■ **Objective**
List all lines of the data containing the word "best".

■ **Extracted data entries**
--- start ---

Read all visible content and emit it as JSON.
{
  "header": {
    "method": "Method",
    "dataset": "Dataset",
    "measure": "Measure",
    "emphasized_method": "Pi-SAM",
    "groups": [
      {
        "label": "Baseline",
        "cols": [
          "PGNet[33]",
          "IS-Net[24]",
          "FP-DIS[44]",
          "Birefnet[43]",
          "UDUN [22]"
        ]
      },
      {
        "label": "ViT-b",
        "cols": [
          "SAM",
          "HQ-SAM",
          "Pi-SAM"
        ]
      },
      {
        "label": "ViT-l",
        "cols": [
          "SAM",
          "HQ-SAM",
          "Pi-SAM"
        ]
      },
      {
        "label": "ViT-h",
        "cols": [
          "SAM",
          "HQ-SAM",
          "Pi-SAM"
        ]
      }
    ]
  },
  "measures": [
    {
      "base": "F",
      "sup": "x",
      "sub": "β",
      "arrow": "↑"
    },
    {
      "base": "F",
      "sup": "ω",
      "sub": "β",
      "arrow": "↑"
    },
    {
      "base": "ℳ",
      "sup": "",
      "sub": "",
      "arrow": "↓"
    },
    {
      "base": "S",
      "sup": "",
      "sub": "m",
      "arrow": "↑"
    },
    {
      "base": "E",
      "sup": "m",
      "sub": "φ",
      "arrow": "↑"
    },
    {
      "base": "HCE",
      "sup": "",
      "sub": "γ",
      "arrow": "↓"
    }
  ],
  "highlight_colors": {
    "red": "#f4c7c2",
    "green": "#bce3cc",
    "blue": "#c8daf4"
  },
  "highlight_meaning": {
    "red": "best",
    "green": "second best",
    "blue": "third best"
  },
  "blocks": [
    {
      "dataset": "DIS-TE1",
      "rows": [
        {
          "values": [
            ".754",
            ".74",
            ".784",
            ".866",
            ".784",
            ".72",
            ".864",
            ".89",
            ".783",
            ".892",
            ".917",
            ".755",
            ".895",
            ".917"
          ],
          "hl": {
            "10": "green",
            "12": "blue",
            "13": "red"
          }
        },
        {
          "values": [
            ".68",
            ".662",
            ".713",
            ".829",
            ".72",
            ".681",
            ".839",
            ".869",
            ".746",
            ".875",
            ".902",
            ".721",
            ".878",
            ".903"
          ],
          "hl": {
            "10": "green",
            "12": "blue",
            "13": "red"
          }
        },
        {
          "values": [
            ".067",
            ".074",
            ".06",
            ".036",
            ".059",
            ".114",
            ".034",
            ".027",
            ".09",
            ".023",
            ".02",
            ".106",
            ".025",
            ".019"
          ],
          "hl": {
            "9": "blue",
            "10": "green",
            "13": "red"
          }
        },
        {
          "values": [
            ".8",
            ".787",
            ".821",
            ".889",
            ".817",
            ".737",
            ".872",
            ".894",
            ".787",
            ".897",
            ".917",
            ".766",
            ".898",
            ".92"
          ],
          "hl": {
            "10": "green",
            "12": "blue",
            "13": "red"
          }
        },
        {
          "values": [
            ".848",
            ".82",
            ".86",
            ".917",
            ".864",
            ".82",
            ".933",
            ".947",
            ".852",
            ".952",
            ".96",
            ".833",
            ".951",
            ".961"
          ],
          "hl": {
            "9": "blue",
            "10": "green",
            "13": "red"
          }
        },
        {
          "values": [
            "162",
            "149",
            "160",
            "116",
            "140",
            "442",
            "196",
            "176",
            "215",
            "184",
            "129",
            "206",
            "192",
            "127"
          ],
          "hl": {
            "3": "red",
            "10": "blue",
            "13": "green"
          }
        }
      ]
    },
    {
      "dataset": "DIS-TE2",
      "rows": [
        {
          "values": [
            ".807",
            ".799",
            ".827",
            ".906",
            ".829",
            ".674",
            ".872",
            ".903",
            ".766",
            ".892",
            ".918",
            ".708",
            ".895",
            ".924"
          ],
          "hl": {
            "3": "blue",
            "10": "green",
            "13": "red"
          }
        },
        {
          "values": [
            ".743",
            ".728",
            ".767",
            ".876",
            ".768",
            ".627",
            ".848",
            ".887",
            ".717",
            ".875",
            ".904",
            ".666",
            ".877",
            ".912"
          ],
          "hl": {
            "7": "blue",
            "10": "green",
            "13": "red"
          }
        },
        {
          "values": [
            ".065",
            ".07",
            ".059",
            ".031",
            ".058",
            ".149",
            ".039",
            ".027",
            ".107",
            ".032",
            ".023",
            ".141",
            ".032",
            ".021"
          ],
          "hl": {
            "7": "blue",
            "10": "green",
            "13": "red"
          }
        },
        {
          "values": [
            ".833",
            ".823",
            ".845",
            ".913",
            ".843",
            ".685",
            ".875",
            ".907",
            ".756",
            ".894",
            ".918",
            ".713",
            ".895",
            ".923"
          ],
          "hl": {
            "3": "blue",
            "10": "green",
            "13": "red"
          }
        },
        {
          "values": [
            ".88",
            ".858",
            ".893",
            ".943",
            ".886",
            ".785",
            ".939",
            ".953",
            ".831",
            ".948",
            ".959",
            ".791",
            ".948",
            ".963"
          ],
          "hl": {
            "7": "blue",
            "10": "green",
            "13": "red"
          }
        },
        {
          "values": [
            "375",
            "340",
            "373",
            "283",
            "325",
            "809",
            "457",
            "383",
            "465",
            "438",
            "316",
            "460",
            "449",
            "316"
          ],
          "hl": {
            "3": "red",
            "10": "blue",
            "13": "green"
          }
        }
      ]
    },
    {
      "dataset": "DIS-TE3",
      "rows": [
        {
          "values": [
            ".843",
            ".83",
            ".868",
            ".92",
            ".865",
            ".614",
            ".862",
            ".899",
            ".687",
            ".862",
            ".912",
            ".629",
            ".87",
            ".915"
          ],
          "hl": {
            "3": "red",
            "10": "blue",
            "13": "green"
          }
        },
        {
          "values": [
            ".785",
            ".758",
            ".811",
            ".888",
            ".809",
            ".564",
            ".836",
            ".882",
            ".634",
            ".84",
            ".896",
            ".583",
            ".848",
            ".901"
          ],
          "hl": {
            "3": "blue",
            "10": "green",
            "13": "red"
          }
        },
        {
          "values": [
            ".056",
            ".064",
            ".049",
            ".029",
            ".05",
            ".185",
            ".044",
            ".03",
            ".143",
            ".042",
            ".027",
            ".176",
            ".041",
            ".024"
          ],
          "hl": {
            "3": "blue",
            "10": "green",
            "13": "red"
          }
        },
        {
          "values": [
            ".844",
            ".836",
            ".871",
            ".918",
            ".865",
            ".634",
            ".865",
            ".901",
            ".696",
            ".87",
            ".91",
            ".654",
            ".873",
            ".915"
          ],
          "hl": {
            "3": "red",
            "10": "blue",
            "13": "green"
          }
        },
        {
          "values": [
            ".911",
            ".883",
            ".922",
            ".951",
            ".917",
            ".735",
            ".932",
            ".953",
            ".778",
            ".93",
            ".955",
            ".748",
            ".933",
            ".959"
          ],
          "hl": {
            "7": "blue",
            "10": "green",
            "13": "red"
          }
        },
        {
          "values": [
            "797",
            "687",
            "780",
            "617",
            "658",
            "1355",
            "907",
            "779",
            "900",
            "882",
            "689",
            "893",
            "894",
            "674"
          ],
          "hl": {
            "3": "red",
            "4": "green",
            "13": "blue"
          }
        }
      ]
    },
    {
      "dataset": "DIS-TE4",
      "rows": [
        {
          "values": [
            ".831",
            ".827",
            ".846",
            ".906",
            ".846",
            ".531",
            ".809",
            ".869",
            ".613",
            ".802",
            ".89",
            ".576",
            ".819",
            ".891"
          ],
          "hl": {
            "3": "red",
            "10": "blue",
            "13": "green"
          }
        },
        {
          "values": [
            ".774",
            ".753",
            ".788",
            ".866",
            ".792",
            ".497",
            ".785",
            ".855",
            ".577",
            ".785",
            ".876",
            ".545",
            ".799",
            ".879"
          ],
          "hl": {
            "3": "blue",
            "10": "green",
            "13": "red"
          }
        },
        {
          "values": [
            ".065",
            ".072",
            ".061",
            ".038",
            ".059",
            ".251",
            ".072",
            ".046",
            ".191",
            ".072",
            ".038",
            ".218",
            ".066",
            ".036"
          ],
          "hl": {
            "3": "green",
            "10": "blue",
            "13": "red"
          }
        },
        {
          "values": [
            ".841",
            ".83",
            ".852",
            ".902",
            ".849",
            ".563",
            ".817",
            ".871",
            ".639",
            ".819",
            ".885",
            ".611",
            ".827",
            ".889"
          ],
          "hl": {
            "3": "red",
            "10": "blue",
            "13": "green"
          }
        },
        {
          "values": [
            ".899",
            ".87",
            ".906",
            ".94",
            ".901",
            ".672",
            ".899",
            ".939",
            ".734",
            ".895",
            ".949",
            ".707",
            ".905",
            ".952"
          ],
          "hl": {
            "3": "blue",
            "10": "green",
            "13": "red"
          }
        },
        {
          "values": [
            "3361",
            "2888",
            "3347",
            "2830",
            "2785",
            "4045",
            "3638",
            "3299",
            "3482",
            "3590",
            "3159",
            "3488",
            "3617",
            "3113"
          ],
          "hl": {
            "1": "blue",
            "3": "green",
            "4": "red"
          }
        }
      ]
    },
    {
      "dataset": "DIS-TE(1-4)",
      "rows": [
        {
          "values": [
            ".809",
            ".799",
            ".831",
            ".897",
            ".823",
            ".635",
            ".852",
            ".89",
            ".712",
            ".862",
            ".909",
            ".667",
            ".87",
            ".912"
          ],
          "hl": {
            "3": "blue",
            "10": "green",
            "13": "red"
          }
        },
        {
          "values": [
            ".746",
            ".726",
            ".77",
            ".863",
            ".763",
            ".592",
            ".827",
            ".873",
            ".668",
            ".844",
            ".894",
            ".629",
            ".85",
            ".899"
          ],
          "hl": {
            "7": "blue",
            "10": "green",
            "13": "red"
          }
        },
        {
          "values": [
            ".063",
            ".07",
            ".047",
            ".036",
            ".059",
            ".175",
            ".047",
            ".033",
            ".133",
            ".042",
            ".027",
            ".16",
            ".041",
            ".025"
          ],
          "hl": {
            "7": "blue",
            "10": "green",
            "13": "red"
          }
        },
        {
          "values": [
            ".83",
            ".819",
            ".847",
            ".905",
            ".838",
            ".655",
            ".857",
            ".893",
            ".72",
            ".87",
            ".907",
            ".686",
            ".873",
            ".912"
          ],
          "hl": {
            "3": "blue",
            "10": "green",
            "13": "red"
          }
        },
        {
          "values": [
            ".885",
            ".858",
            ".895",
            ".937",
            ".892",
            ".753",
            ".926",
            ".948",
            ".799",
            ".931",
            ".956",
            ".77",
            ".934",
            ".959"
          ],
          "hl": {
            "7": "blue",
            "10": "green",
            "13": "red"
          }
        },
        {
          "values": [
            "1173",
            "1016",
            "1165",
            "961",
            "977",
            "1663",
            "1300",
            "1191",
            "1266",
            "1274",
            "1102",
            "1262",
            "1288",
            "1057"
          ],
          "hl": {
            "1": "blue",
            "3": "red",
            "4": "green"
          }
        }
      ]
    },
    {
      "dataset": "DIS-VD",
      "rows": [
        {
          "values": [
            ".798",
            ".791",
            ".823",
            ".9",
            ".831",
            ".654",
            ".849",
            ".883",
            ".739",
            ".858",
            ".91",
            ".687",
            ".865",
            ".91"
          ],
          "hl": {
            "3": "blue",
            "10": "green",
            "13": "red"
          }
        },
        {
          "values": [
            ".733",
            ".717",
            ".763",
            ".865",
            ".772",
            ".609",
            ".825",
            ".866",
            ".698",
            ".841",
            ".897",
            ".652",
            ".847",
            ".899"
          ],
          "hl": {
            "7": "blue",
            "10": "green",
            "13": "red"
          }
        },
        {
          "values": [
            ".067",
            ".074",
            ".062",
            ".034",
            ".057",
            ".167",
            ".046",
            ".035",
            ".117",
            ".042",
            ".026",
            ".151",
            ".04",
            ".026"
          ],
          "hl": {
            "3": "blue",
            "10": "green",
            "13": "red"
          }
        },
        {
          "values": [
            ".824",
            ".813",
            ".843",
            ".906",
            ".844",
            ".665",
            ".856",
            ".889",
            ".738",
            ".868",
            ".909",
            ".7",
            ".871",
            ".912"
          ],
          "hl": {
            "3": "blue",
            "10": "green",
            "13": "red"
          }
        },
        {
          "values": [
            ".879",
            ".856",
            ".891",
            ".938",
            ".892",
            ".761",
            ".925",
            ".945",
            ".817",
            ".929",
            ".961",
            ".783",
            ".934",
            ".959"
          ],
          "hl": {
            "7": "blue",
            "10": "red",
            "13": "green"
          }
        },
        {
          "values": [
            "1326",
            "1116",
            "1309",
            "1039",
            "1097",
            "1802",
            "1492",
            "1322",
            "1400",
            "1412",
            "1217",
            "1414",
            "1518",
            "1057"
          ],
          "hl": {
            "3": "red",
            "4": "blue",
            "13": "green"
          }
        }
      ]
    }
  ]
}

--- end ---

■ **Problem solution**
    "red": "best",
    "green": "second best",
    "blue": "third best"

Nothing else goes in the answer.